It is predominantly Bhojpuri-speaking region with several dialects. Western Bhojpuri prevalent in the areas of Varanasi, Chandauli, Azamgarh, Mirzapur (eastern parts), Sonbhadra (northern parts), Jaunpur (eastern parts), Ghazipur (western parts) and Mau (western parts). Northern Bhojpuri is prevalent in Gorakhpur, Sant Kabir Nagar, Siddharthnagar, Maharajganj, Deoria, Ambedkar Nagar and Kushinagar. Southern Bhojpuri is prevalent in Ballia, Ghazipur (eastern parts) and Mau (eastern parts).
==========
● WHAT IS REQUIRED
Please return, word for word, the part of the passage on Bhojpuri dialects starting with "It is predominantly" and going on through "Mau (eastern parts).".
==========
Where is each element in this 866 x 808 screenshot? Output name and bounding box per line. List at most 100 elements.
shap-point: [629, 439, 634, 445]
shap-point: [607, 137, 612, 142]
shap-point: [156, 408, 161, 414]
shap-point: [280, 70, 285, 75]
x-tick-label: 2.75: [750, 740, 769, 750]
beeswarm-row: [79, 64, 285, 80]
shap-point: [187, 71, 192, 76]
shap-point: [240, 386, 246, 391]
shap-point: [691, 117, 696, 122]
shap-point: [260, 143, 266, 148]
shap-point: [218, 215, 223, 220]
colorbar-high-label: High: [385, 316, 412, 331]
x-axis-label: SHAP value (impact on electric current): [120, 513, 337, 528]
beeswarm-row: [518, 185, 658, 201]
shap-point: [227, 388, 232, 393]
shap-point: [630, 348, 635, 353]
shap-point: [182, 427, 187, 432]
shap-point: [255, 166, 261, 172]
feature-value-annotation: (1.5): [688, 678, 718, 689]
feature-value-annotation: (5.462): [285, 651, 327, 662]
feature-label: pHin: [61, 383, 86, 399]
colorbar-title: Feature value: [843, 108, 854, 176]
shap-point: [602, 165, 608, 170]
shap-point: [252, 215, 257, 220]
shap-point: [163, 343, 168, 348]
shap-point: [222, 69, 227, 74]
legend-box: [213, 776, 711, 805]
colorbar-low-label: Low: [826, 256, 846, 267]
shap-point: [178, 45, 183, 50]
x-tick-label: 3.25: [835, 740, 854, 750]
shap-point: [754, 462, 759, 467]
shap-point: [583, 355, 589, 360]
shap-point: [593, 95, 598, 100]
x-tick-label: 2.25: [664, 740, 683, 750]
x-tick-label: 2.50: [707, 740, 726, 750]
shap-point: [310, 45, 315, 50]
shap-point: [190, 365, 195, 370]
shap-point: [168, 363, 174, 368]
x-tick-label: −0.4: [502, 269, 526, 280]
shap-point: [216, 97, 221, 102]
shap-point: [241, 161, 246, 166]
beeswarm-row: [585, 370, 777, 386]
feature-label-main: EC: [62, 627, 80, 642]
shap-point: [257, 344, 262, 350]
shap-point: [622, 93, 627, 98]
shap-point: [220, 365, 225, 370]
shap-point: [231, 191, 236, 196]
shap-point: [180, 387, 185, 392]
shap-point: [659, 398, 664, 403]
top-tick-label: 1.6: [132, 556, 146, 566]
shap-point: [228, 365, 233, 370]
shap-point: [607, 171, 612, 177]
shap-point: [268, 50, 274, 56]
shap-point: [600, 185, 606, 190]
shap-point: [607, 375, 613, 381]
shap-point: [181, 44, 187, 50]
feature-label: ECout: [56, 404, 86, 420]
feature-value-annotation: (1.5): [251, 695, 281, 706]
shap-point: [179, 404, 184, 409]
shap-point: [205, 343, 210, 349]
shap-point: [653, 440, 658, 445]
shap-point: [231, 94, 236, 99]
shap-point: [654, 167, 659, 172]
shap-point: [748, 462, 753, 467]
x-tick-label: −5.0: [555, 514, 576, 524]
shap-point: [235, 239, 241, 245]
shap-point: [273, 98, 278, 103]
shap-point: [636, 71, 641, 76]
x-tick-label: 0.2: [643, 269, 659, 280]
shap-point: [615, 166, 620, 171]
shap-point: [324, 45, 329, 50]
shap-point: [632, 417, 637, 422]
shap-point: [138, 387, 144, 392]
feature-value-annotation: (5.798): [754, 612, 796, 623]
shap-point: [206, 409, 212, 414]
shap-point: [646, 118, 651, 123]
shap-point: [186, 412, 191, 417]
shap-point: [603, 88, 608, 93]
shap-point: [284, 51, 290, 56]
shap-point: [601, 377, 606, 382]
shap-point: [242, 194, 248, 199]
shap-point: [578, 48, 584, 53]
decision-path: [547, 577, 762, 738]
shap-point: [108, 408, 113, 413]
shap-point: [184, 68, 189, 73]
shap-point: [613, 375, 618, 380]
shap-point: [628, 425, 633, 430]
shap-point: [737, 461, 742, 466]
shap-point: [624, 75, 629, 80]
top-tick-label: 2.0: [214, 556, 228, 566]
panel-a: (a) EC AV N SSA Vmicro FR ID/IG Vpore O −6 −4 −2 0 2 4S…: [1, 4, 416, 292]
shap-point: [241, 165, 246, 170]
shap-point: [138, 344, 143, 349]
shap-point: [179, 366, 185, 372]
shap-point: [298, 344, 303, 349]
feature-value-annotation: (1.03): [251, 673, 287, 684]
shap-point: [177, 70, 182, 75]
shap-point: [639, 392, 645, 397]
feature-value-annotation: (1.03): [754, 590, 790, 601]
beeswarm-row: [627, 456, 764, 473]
==========
● EXPECTED ANSWER
It is predominantly Bhojpuri-speaking region with several dialects. Western Bhojpuri prevalent in the areas of Varanasi, Chandauli, Azamgarh, Mirzapur (eastern parts), Sonbhadra (northern parts), Jaunpur (eastern parts), Ghazipur (western parts) and Mau (western parts). Northern Bhojpuri is prevalent in Gorakhpur, Sant Kabir Nagar, Siddharthnagar, Maharajganj, Deoria, Ambedkar Nagar and Kushinagar. Southern Bhojpuri is prevalent in Ballia, Ghazipur (eastern parts) and Mau (eastern parts).